Detalhes do exercício — Copie palavra por palavra os registros abaixo, do início até a linha que contém "date-month-num: 11 — [371, 1685, 430, 1738]", inclusive.

Dados a processar —
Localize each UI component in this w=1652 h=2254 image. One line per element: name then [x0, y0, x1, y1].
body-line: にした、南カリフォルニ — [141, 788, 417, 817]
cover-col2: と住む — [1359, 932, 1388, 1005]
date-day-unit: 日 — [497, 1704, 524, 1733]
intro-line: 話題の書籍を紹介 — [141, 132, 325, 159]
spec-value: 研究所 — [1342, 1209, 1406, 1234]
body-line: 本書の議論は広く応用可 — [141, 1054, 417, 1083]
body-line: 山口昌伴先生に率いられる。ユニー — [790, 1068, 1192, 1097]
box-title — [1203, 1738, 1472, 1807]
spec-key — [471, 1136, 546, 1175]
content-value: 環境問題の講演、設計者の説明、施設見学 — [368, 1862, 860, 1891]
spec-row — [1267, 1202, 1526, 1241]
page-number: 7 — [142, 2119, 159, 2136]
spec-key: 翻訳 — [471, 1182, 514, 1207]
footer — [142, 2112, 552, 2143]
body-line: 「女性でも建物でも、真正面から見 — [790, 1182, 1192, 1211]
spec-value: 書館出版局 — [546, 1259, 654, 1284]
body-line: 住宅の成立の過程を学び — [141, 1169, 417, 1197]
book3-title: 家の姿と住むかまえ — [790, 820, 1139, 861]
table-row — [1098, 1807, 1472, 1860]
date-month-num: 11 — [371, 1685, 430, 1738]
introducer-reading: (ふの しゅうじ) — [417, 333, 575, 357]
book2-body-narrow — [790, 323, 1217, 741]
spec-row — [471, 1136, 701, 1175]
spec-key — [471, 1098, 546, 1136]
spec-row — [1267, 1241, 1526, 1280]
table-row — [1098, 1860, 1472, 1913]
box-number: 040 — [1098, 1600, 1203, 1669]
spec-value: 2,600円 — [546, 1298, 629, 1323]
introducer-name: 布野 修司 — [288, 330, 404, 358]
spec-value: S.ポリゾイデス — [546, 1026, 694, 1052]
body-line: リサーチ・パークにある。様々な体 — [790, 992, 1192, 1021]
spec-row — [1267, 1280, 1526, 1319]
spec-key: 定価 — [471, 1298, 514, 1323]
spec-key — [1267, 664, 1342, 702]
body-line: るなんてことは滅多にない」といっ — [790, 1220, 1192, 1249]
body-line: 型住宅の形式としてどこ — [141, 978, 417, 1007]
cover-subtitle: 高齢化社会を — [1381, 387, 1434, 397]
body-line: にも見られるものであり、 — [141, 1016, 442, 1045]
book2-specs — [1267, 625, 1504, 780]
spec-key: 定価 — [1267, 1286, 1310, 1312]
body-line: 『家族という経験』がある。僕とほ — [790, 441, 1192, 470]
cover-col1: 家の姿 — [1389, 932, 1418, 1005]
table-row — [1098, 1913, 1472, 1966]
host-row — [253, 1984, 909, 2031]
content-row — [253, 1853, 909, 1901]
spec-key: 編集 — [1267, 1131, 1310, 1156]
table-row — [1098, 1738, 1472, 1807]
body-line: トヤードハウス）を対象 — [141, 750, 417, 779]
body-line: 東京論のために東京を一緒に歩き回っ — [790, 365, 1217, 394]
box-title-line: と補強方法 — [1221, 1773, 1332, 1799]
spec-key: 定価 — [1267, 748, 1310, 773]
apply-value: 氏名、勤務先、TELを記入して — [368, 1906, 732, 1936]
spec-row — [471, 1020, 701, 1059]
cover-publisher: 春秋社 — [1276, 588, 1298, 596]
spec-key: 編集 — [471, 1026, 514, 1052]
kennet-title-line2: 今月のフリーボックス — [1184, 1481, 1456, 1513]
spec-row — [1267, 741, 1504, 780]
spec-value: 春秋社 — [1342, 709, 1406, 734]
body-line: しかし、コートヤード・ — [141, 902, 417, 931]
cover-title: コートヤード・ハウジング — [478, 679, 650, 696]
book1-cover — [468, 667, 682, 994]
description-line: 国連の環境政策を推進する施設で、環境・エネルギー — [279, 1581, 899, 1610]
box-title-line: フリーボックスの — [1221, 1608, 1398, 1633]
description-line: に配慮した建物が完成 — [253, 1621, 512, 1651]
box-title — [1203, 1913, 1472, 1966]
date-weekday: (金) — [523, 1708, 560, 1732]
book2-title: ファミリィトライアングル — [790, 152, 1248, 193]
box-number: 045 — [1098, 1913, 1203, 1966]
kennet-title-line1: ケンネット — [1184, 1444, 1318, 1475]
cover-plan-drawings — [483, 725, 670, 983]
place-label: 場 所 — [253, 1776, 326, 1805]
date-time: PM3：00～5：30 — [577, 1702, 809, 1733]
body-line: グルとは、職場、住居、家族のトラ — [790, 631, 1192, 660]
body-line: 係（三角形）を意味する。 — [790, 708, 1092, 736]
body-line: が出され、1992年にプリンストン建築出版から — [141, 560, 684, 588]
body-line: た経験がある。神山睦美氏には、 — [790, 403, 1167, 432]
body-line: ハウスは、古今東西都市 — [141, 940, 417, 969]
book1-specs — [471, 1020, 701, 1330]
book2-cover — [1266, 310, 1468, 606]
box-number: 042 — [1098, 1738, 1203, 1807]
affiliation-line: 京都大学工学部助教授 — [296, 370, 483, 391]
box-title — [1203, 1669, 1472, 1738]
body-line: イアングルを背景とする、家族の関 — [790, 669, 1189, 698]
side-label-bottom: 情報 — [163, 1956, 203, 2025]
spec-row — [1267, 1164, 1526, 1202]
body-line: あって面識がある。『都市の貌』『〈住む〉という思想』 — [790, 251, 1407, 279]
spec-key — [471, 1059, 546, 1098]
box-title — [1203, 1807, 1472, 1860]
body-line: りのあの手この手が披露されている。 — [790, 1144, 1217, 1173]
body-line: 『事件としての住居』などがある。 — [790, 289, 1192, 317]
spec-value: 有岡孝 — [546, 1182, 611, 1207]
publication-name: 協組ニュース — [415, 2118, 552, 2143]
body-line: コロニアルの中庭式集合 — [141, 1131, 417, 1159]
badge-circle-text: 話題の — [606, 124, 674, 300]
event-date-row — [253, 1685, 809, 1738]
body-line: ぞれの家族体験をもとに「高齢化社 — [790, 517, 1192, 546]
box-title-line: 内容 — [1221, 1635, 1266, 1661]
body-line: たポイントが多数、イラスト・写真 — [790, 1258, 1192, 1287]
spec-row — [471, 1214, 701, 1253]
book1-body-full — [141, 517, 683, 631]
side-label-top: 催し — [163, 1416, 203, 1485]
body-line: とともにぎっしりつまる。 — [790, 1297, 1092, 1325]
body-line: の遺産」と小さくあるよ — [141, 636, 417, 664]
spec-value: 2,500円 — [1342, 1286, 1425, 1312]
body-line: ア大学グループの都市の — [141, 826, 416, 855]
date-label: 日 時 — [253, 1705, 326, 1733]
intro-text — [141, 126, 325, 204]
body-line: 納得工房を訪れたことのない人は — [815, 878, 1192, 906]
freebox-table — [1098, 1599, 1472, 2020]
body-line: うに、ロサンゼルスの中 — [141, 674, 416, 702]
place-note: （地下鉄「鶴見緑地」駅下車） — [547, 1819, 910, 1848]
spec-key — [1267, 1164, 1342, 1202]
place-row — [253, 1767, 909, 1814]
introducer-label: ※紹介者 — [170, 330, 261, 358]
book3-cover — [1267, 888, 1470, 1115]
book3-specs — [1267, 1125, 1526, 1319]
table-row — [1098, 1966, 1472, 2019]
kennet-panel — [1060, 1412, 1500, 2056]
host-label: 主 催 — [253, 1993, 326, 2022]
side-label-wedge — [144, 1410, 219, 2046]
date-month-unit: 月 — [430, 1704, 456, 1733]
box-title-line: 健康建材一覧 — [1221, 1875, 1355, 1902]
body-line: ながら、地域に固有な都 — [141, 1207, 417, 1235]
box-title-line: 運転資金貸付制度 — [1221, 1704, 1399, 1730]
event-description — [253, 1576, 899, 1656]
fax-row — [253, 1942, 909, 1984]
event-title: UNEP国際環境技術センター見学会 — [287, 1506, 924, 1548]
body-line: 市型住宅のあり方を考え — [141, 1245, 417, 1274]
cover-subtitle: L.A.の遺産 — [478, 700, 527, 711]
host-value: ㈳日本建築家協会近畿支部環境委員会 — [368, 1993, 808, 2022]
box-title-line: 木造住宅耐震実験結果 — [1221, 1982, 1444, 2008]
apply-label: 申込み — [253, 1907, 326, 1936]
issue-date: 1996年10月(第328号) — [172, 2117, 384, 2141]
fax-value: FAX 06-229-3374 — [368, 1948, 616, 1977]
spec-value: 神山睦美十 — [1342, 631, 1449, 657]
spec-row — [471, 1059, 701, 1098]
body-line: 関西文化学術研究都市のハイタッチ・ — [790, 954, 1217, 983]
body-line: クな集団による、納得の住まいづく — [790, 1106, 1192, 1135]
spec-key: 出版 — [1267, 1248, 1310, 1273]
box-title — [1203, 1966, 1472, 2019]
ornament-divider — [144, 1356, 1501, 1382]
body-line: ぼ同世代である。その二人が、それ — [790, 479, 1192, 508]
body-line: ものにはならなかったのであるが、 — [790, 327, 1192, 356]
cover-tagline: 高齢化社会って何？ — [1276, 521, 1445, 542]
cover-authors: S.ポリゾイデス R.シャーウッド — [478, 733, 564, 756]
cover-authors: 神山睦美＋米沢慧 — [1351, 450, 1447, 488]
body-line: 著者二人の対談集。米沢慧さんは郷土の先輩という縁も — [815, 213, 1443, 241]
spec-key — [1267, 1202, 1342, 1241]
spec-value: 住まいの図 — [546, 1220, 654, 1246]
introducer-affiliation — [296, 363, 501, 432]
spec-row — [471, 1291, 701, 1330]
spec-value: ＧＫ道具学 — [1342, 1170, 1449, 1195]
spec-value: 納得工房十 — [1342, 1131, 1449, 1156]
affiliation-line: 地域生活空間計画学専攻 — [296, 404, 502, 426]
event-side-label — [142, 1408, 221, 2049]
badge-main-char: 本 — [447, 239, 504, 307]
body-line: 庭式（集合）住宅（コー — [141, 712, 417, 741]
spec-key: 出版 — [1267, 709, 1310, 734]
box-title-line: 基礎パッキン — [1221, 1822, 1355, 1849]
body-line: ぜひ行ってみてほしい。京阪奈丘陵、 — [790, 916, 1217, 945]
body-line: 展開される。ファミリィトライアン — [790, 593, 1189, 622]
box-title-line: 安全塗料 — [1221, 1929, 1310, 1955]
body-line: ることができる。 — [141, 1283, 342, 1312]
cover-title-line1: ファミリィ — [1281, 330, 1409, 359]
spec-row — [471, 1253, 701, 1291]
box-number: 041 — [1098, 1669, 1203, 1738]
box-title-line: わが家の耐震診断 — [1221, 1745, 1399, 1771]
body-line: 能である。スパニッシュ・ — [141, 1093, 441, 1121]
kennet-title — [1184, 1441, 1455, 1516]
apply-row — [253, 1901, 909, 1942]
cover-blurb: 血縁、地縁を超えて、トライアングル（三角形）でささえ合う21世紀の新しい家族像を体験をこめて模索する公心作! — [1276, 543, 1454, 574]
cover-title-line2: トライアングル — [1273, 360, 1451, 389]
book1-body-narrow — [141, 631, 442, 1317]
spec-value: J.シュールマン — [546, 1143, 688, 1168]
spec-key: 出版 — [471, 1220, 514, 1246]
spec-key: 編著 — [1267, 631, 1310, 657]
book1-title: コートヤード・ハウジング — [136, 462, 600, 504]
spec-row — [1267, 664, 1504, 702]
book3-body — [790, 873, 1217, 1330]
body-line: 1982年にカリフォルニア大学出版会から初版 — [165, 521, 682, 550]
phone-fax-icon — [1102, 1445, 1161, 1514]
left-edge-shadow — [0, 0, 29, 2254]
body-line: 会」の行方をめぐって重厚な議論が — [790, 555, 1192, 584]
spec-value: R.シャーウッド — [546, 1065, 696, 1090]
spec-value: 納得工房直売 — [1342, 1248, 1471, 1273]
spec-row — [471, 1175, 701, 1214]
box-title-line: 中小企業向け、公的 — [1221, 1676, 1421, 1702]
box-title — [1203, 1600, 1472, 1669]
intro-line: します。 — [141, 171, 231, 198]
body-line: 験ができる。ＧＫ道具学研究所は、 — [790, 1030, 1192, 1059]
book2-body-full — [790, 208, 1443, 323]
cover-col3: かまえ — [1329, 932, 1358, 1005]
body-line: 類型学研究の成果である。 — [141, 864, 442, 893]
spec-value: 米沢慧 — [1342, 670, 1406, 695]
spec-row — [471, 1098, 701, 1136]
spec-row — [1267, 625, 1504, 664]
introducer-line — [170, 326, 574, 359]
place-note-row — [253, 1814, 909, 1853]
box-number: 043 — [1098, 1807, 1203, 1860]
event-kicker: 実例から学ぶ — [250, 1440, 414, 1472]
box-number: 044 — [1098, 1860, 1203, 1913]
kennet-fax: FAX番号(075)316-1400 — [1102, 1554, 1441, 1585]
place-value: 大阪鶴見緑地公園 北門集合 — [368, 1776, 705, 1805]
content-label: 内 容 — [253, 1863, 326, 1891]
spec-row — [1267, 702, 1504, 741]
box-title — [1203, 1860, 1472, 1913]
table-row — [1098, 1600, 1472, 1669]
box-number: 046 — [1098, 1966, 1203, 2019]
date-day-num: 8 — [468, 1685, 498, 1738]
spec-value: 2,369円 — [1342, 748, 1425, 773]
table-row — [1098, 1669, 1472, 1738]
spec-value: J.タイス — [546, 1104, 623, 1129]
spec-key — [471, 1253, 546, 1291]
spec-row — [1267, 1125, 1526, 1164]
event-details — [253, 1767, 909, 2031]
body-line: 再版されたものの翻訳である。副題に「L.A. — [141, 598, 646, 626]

Resposta do exercício —
Localize each UI component in this w=1652 h=2254 image. One line per element: name then [x0, y0, x1, y1].
body-line: にした、南カリフォルニ — [141, 788, 417, 817]
cover-col2: と住む — [1359, 932, 1388, 1005]
date-day-unit: 日 — [497, 1704, 524, 1733]
intro-line: 話題の書籍を紹介 — [141, 132, 325, 159]
spec-value: 研究所 — [1342, 1209, 1406, 1234]
body-line: 本書の議論は広く応用可 — [141, 1054, 417, 1083]
body-line: 山口昌伴先生に率いられる。ユニー — [790, 1068, 1192, 1097]
box-title — [1203, 1738, 1472, 1807]
spec-key — [471, 1136, 546, 1175]
content-value: 環境問題の講演、設計者の説明、施設見学 — [368, 1862, 860, 1891]
spec-row — [1267, 1202, 1526, 1241]
page-number: 7 — [142, 2119, 159, 2136]
spec-key: 翻訳 — [471, 1182, 514, 1207]
footer — [142, 2112, 552, 2143]
body-line: 「女性でも建物でも、真正面から見 — [790, 1182, 1192, 1211]
spec-value: 書館出版局 — [546, 1259, 654, 1284]
body-line: 住宅の成立の過程を学び — [141, 1169, 417, 1197]
book3-title: 家の姿と住むかまえ — [790, 820, 1139, 861]
table-row — [1098, 1807, 1472, 1860]
date-month-num: 11 — [371, 1685, 430, 1738]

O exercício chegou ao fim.